## Description of the task
Where a line of the listing below includes the word "activities", reproduce that line.

======== Given information ========

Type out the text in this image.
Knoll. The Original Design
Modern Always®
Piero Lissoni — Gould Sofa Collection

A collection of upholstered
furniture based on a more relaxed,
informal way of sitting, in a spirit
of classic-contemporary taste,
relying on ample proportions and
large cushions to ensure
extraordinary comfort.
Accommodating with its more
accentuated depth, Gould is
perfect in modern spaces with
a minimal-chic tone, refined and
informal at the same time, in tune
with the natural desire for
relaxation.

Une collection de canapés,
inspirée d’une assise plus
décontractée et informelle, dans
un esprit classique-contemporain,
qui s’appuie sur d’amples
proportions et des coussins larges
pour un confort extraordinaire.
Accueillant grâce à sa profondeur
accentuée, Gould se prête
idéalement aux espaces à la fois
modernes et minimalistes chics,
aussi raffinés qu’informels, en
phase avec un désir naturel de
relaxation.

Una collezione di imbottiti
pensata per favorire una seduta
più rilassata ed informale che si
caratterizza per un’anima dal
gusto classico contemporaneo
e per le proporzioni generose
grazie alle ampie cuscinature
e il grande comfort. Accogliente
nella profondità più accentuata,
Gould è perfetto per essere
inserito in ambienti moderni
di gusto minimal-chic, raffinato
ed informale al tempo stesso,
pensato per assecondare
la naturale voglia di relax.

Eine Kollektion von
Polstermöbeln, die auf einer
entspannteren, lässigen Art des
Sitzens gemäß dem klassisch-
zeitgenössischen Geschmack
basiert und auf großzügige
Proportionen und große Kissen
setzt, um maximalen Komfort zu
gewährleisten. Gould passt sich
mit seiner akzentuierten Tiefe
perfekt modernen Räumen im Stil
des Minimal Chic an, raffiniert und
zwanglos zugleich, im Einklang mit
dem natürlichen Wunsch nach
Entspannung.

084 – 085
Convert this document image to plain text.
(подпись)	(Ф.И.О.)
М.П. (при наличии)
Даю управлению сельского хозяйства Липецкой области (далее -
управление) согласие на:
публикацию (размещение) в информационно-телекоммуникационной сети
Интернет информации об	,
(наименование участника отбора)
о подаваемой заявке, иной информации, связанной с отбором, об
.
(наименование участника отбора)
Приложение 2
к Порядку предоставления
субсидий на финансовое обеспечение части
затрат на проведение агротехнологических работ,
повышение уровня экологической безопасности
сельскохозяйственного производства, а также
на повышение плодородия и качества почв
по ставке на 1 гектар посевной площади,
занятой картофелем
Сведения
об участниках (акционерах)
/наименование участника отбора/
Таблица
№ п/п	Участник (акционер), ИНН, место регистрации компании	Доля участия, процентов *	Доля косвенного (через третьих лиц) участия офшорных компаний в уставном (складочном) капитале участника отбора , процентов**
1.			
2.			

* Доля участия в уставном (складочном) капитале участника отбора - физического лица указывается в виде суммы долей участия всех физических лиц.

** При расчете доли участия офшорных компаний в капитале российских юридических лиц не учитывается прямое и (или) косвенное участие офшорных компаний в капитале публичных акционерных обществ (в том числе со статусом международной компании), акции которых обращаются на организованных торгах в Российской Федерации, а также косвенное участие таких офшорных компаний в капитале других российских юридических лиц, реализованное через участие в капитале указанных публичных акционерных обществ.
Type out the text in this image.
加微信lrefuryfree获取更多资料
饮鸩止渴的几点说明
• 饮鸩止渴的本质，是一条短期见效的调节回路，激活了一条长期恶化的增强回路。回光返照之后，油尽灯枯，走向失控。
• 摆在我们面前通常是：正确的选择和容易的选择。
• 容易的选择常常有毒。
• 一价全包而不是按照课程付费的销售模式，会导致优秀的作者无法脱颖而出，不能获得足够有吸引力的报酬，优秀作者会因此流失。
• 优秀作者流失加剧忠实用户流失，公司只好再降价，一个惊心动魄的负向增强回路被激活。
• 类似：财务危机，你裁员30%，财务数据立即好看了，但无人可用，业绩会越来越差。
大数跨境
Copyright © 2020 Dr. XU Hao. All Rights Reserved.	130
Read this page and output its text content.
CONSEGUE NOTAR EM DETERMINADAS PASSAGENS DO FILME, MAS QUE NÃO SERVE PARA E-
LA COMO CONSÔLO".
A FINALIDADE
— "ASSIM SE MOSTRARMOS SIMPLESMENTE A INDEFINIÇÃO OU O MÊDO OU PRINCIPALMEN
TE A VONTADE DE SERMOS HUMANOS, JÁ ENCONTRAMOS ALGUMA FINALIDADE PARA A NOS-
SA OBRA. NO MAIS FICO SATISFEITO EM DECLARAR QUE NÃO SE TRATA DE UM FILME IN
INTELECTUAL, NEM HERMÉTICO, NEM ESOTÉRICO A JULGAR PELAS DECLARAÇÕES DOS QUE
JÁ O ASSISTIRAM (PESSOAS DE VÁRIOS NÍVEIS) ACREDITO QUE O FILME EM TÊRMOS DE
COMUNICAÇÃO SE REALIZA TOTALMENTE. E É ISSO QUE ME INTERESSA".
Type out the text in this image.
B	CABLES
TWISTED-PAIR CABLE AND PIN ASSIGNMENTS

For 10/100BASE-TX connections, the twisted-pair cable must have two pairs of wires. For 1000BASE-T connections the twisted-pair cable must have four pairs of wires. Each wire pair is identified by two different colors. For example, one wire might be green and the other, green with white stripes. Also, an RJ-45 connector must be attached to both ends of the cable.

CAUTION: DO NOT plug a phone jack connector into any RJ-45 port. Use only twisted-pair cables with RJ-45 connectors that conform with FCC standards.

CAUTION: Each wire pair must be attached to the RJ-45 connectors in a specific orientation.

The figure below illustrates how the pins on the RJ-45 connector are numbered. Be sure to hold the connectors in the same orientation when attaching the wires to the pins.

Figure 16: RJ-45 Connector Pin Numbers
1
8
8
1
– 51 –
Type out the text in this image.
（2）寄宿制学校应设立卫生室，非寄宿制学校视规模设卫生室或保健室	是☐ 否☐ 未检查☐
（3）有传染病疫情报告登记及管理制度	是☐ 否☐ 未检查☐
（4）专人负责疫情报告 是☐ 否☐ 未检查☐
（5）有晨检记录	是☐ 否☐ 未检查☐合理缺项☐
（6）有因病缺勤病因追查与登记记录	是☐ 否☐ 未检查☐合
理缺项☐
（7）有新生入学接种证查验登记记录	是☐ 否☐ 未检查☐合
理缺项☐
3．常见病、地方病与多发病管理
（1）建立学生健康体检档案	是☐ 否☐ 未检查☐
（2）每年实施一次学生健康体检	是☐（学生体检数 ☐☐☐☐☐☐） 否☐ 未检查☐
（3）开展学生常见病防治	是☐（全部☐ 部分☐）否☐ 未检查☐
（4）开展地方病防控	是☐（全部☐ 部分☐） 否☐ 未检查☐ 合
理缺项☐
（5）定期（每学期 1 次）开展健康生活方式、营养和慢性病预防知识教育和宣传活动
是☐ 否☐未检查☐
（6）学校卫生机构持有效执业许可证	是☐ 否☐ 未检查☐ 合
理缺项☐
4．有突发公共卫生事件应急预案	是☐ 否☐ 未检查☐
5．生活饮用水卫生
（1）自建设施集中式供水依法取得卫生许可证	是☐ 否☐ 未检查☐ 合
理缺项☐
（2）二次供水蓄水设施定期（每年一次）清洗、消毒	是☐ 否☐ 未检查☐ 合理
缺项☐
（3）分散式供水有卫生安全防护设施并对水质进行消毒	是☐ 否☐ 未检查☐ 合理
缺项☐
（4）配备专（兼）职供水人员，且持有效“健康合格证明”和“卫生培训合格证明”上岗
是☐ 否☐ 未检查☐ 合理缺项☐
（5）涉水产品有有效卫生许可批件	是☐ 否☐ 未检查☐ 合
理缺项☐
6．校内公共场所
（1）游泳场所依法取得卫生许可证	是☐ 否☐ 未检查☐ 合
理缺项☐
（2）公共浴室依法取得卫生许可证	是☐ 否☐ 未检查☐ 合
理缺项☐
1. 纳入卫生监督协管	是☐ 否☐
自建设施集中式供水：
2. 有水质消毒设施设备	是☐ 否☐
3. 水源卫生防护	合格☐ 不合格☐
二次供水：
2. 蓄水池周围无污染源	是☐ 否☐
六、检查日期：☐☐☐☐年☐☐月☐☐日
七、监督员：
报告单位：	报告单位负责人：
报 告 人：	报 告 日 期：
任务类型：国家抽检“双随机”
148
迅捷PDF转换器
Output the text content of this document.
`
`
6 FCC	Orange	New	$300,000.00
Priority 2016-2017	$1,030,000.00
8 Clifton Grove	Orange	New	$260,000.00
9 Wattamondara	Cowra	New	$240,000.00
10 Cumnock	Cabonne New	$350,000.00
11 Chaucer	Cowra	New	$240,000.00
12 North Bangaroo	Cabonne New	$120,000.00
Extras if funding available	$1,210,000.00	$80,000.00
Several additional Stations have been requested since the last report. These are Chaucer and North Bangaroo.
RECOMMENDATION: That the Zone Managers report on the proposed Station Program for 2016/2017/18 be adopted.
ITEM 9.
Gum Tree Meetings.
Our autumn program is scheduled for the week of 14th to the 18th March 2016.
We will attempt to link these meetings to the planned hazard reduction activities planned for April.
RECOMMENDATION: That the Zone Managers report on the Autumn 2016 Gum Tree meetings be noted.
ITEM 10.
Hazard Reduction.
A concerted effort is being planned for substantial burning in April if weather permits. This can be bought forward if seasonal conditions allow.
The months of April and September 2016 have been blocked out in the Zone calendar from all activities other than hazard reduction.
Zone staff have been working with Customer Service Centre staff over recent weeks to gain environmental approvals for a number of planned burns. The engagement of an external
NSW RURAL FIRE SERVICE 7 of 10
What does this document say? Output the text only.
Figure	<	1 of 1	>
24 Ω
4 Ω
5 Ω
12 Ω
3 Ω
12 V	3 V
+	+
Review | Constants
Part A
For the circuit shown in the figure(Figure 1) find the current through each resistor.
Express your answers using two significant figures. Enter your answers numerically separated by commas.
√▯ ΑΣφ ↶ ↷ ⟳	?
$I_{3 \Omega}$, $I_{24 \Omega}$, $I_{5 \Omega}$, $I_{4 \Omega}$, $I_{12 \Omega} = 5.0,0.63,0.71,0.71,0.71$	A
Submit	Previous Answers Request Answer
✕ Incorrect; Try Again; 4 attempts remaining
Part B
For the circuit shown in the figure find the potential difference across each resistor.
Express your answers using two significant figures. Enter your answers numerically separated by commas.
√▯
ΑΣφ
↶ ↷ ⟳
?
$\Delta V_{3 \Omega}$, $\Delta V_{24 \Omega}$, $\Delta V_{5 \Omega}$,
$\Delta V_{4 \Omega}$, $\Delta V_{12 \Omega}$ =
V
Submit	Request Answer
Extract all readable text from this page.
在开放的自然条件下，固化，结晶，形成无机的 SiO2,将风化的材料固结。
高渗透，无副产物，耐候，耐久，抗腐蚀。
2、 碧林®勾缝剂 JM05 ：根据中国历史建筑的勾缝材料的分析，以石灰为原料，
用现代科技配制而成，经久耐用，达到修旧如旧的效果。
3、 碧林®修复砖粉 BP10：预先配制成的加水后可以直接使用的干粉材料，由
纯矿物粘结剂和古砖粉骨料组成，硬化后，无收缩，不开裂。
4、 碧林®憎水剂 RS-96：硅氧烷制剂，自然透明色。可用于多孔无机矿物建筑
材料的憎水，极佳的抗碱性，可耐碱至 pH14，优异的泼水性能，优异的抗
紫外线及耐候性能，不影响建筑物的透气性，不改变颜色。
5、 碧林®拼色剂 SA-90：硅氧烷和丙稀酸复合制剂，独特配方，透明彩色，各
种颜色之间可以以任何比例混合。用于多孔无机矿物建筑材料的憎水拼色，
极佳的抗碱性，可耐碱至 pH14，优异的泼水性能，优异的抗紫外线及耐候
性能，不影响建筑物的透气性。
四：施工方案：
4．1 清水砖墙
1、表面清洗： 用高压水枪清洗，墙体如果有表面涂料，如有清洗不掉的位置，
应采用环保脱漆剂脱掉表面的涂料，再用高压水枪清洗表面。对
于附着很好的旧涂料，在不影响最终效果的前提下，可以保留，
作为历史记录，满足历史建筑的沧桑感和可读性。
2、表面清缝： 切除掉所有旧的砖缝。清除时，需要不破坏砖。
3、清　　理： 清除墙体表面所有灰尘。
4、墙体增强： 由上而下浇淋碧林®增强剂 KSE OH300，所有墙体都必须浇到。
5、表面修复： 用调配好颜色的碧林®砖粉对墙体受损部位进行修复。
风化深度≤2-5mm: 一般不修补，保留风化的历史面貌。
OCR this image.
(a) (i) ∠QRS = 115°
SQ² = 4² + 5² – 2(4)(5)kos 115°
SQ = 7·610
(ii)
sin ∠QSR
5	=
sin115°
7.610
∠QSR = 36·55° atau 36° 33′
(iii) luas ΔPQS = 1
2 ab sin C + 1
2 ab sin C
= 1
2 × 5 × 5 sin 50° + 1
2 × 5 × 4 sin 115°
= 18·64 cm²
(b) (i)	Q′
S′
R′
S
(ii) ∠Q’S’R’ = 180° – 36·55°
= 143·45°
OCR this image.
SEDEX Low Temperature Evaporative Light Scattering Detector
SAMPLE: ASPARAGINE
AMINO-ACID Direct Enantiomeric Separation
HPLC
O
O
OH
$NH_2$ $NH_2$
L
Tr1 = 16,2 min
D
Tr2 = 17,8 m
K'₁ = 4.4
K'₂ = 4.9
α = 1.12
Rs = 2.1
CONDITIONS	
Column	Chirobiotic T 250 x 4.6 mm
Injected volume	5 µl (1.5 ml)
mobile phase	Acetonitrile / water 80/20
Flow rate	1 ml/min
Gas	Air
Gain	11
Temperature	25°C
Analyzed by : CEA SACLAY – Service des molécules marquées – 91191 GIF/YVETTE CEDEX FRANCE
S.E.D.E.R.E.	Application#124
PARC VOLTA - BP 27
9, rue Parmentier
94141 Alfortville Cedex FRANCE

========

## Worked answer
We will attempt to link these meetings to the planned hazard reduction activities planned for April.
The months of April and September 2016 have been blocked out in the Zone calendar from all activities other than hazard reduction.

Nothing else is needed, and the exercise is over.